- Reading passage
***

ACTS: ALIGNING WITH GOD'S SOVEREIGN WORK OF DISCIPLING

XLII. Heeding The Example Of The Bereans

(Acts 17:1-12)

 

I.               Introduction

A.    The book of Acts explains "the orderly and sovereignly directed progress of the kingdom message from Jews to Gentiles, and from Jerusalem to Rome," Bible Know. Com., N. T., p. 351.  We can thus learn much about aligning our ministry efforts with God's sovereign work from studying the book of Acts.

B.    Acts 17:1-12 records how Paul and Silas evangelized Thessalonica before being opposed and sent by fellow believers to Berea, and in Berea how Paul and Silas met people who were more noble than those in Thessalonica for how they handled the message from Paul.  We view the passage for our application:

II.            Heeding The Example Of The Bereans, Acts 17:1-12.

A.    Paul and Silas were well-received by some of the people in their ministry at Thessalonica, Acts 17:1-4:

1.      When they came to Thessalonica, Paul and Silas entered the synagogue as was their custom and for three Sabbaths they reasoned with them from the Hebrew Scriptures, explaining and proving that the Messiah needed to suffer and rise from the dead, and they claimed that Jesus was the Messiah, Acts 17:1-3 ESV.

***

- Records supplied
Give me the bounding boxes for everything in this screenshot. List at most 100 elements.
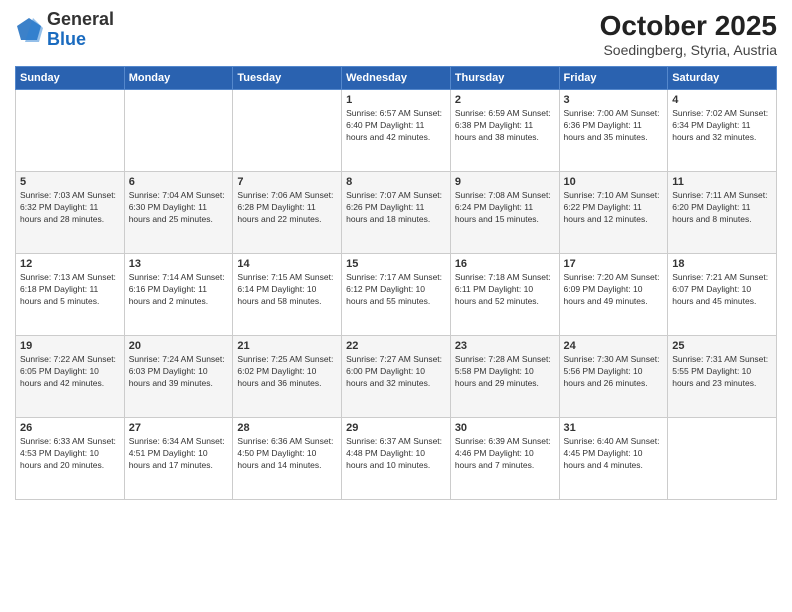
- day-number: 24: [564, 340, 664, 352]
- day-number: 18: [672, 258, 772, 270]
- calendar-cell: [124, 90, 233, 172]
- calendar-cell: 23Sunrise: 7:28 AM Sunset: 5:58 PM Dayli…: [450, 336, 559, 418]
- day-info: Sunrise: 6:57 AM Sunset: 6:40 PM Dayligh…: [346, 108, 446, 144]
- calendar-cell: [668, 418, 777, 500]
- calendar-cell: 2 Sunrise: 6:59 AM Sunset: 6:38 PM Daylig…: [450, 90, 559, 172]
- calendar-cell: 19 Sunrise: 7:22 AM Sunset: 6:05 PM Dayli…: [16, 336, 125, 418]
- day-info: Sunrise: 7:28 AM Sunset: 5:58 PM Dayligh…: [455, 354, 555, 390]
- calendar-cell: 10 Sunrise: 7:10 AM Sunset: 6:22 PM Dayli…: [559, 172, 668, 254]
- calendar-week-4: 19 Sunrise: 7:22 AM Sunset: 6:05 PM Dayli…: [16, 336, 777, 418]
- calendar-cell: 6Sunrise: 7:04 AM Sunset: 6:30 PM Daylig…: [124, 172, 233, 254]
- day-number: 3: [564, 94, 664, 106]
- day-number: 5: [20, 176, 120, 188]
- calendar-cell: 14 Sunrise: 7:15 AM Sunset: 6:14 PM Dayli…: [233, 254, 342, 336]
- calendar-cell: 27Sunrise: 6:34 AM Sunset: 4:51 PM Dayli…: [124, 418, 233, 500]
- day-number: 20: [129, 340, 229, 352]
- day-number: 14: [237, 258, 337, 270]
- title-block: October 2025 Soedingberg, Styria, Austri…: [600, 10, 777, 58]
- month-title: October 2025: [600, 10, 777, 42]
- day-info: Sunrise: 7:27 AM Sunset: 6:00 PM Dayligh…: [346, 354, 446, 390]
- calendar-cell: 26 Sunrise: 6:33 AM Sunset: 4:53 PM Dayli…: [16, 418, 125, 500]
- day-info: Sunrise: 7:25 AM Sunset: 6:02 PM Dayligh…: [237, 354, 337, 390]
- day-info: Sunrise: 7:15 AM Sunset: 6:14 PM Dayligh…: [237, 272, 337, 308]
- weekday-row: SundayMondayTuesdayWednesdayThursdayFrid…: [16, 67, 777, 90]
- calendar-cell: 25 Sunrise: 7:31 AM Sunset: 5:55 PM Dayli…: [668, 336, 777, 418]
- day-info: Sunrise: 7:06 AM Sunset: 6:28 PM Dayligh…: [237, 190, 337, 226]
- day-number: 15: [346, 258, 446, 270]
- day-number: 6: [129, 176, 229, 188]
- calendar-cell: 16 Sunrise: 7:18 AM Sunset: 6:11 PM Dayli…: [450, 254, 559, 336]
- day-number: 13: [129, 258, 229, 270]
- day-info: Sunrise: 7:14 AM Sunset: 6:16 PM Dayligh…: [129, 272, 229, 308]
- calendar-cell: 1 Sunrise: 6:57 AM Sunset: 6:40 PM Daylig…: [342, 90, 451, 172]
- day-number: 17: [564, 258, 664, 270]
- day-number: 9: [455, 176, 555, 188]
- day-info: Sunrise: 7:30 AM Sunset: 5:56 PM Dayligh…: [564, 354, 664, 390]
- calendar-cell: 28Sunrise: 6:36 AM Sunset: 4:50 PM Dayli…: [233, 418, 342, 500]
- day-number: 26: [20, 422, 120, 434]
- calendar-cell: 24 Sunrise: 7:30 AM Sunset: 5:56 PM Dayli…: [559, 336, 668, 418]
- day-info: Sunrise: 7:20 AM Sunset: 6:09 PM Dayligh…: [564, 272, 664, 308]
- calendar-cell: 21 Sunrise: 7:25 AM Sunset: 6:02 PM Dayli…: [233, 336, 342, 418]
- day-number: 16: [455, 258, 555, 270]
- calendar-cell: 30Sunrise: 6:39 AM Sunset: 4:46 PM Dayli…: [450, 418, 559, 500]
- calendar-cell: 5 Sunrise: 7:03 AM Sunset: 6:32 PM Daylig…: [16, 172, 125, 254]
- calendar-cell: 8 Sunrise: 7:07 AM Sunset: 6:26 PM Daylig…: [342, 172, 451, 254]
- calendar-cell: 4 Sunrise: 7:02 AM Sunset: 6:34 PM Daylig…: [668, 90, 777, 172]
- day-number: 4: [672, 94, 772, 106]
- calendar-cell: 29Sunrise: 6:37 AM Sunset: 4:48 PM Dayli…: [342, 418, 451, 500]
- day-number: 1: [346, 94, 446, 106]
- calendar-cell: 20 Sunrise: 7:24 AM Sunset: 6:03 PM Dayli…: [124, 336, 233, 418]
- day-info: Sunrise: 7:10 AM Sunset: 6:22 PM Dayligh…: [564, 190, 664, 226]
- calendar-cell: 31Sunrise: 6:40 AM Sunset: 4:45 PM Dayli…: [559, 418, 668, 500]
- location-subtitle: Soedingberg, Styria, Austria: [600, 42, 777, 58]
- day-info: Sunrise: 7:03 AM Sunset: 6:32 PM Dayligh…: [20, 190, 120, 226]
- day-info: Sunrise: 7:13 AM Sunset: 6:18 PM Dayligh…: [20, 272, 120, 308]
- logo-general-text: General: [47, 9, 114, 29]
- day-info: Sunrise: 7:02 AM Sunset: 6:34 PM Dayligh…: [672, 108, 772, 144]
- calendar-cell: [233, 90, 342, 172]
- day-number: 29: [346, 422, 446, 434]
- calendar-cell: 12 Sunrise: 7:13 AM Sunset: 6:18 PM Dayli…: [16, 254, 125, 336]
- day-info: Sunrise: 7:24 AM Sunset: 6:03 PM Dayligh…: [129, 354, 229, 390]
- logo-blue-text: Blue: [47, 29, 86, 49]
- calendar-week-2: 5 Sunrise: 7:03 AM Sunset: 6:32 PM Daylig…: [16, 172, 777, 254]
- day-number: 19: [20, 340, 120, 352]
- day-info: Sunrise: 6:36 AM Sunset: 4:50 PM Dayligh…: [237, 436, 337, 472]
- day-info: Sunrise: 6:40 AM Sunset: 4:45 PM Dayligh…: [564, 436, 664, 472]
- page-header: General Blue October 2025 Soedingberg, S…: [15, 10, 777, 58]
- day-info: Sunrise: 6:59 AM Sunset: 6:38 PM Dayligh…: [455, 108, 555, 144]
- day-number: 2: [455, 94, 555, 106]
- day-info: Sunrise: 7:08 AM Sunset: 6:24 PM Dayligh…: [455, 190, 555, 226]
- day-number: 7: [237, 176, 337, 188]
- day-number: 10: [564, 176, 664, 188]
- day-info: Sunrise: 7:00 AM Sunset: 6:36 PM Dayligh…: [564, 108, 664, 144]
- day-number: 21: [237, 340, 337, 352]
- day-number: 25: [672, 340, 772, 352]
- weekday-header-sunday: Sunday: [16, 67, 125, 90]
- day-info: Sunrise: 7:07 AM Sunset: 6:26 PM Dayligh…: [346, 190, 446, 226]
- calendar-cell: 9 Sunrise: 7:08 AM Sunset: 6:24 PM Daylig…: [450, 172, 559, 254]
- logo: General Blue: [15, 10, 114, 50]
- weekday-header-monday: Monday: [124, 67, 233, 90]
- calendar-week-5: 26 Sunrise: 6:33 AM Sunset: 4:53 PM Dayli…: [16, 418, 777, 500]
- calendar-header: SundayMondayTuesdayWednesdayThursdayFrid…: [16, 67, 777, 90]
- weekday-header-thursday: Thursday: [450, 67, 559, 90]
- calendar-cell: 22Sunrise: 7:27 AM Sunset: 6:00 PM Dayli…: [342, 336, 451, 418]
- day-info: Sunrise: 7:22 AM Sunset: 6:05 PM Dayligh…: [20, 354, 120, 390]
- calendar-body: 1 Sunrise: 6:57 AM Sunset: 6:40 PM Daylig…: [16, 90, 777, 500]
- day-info: Sunrise: 7:31 AM Sunset: 5:55 PM Dayligh…: [672, 354, 772, 390]
- day-number: 8: [346, 176, 446, 188]
- day-info: Sunrise: 7:11 AM Sunset: 6:20 PM Dayligh…: [672, 190, 772, 226]
- day-number: 27: [129, 422, 229, 434]
- day-number: 30: [455, 422, 555, 434]
- weekday-header-saturday: Saturday: [668, 67, 777, 90]
- day-info: Sunrise: 6:33 AM Sunset: 4:53 PM Dayligh…: [20, 436, 120, 472]
- logo-icon: [15, 16, 43, 44]
- day-info: Sunrise: 7:18 AM Sunset: 6:11 PM Dayligh…: [455, 272, 555, 308]
- day-number: 12: [20, 258, 120, 270]
- calendar-cell: 3 Sunrise: 7:00 AM Sunset: 6:36 PM Daylig…: [559, 90, 668, 172]
- calendar-cell: 17 Sunrise: 7:20 AM Sunset: 6:09 PM Dayli…: [559, 254, 668, 336]
- calendar-cell: [16, 90, 125, 172]
- calendar-week-1: 1 Sunrise: 6:57 AM Sunset: 6:40 PM Daylig…: [16, 90, 777, 172]
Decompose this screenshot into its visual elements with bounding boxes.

***

- Instructions
- a) According to the Acts outline, why is studying the book of Acts useful for aligning ministry efforts with God's sovereign work? Answer in one to three sentences.
- b) Reproduce the Acts outline from "1.      When they" to "Acts 17:1-3 ESV.".
- c) In the Acts outline, for how many Sabbaths did Paul and Silas reason from the Hebrew Scriptures in the synagogue at Thessalonica?
The records have no connection to the Acts outline.

- Answers for this exercise
- a) The book of Acts explains the orderly, sovereignly directed progress of the kingdom message from Jews to Gentiles and from Jerusalem to Rome. Because of this, studying it teaches much about aligning ministry efforts with God's sovereign work.

- b)
1.      When they came to Thessalonica, Paul and Silas entered the synagogue as was their custom and for three Sabbaths they reasoned with them from the Hebrew Scriptures, explaining and proving that the Messiah needed to suffer and rise from the dead, and they claimed that Jesus was the Messiah, Acts 17:1-3 ESV.

- c) Three Sabbaths.